● **Written request**
The entries below are to be transcribed in full, without their images.

— Begin —

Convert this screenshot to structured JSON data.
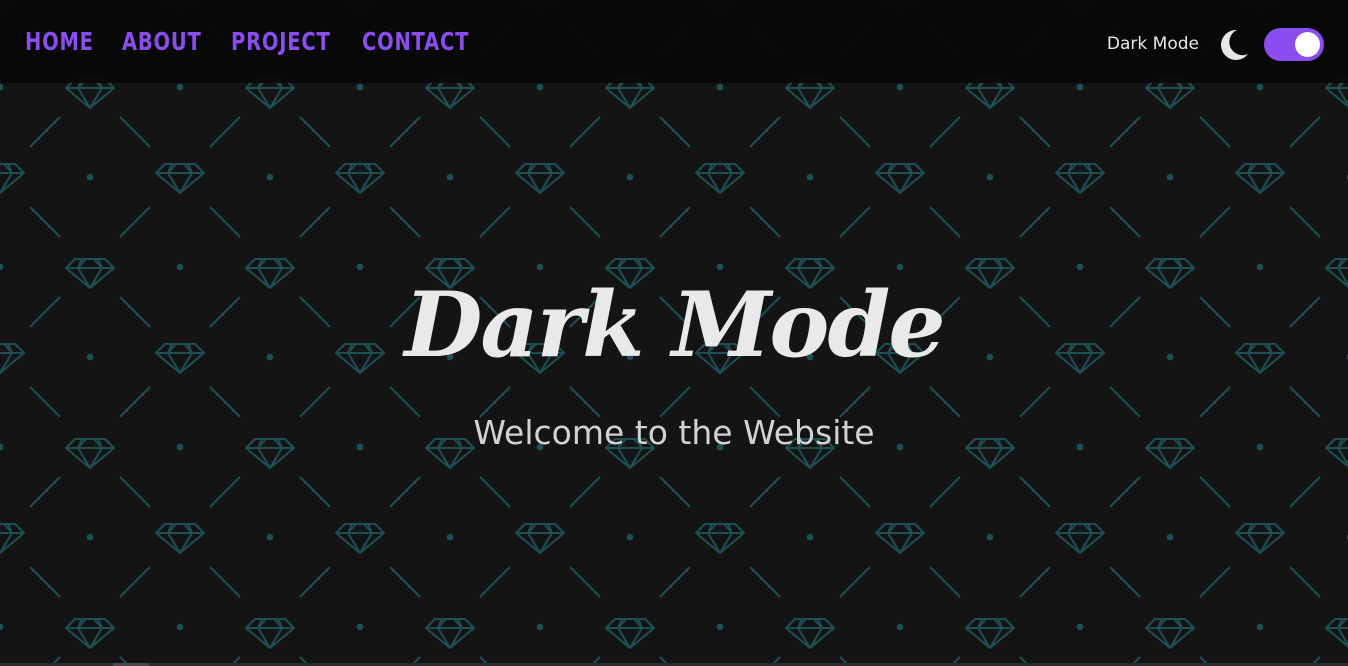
{
  "nav": {
    "items": [
      {
        "label": "HOME"
      },
      {
        "label": "ABOUT"
      },
      {
        "label": "PROJECT"
      },
      {
        "label": "CONTACT"
      }
    ]
  },
  "mode": {
    "label": "Dark Mode",
    "icon": "moon-icon",
    "toggle_on": true
  },
  "hero": {
    "title": "Dark Mode",
    "subtitle": "Welcome to the Website"
  },
  "colors": {
    "background": "#141414",
    "navbar": "#080808",
    "accent": "#8c4df0",
    "pattern": "#1e4f55",
    "text": "#e9e9e9"
  }
}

— End —

● **Result of the task**
Convert this screenshot to structured JSON data.
{
  "nav": {
    "items": [
      {
        "label": "HOME"
      },
      {
        "label": "ABOUT"
      },
      {
        "label": "PROJECT"
      },
      {
        "label": "CONTACT"
      }
    ]
  },
  "mode": {
    "label": "Dark Mode",
    "icon": "moon-icon",
    "toggle_on": true
  },
  "hero": {
    "title": "Dark Mode",
    "subtitle": "Welcome to the Website"
  },
  "colors": {
    "background": "#141414",
    "navbar": "#080808",
    "accent": "#8c4df0",
    "pattern": "#1e4f55",
    "text": "#e9e9e9"
  }
}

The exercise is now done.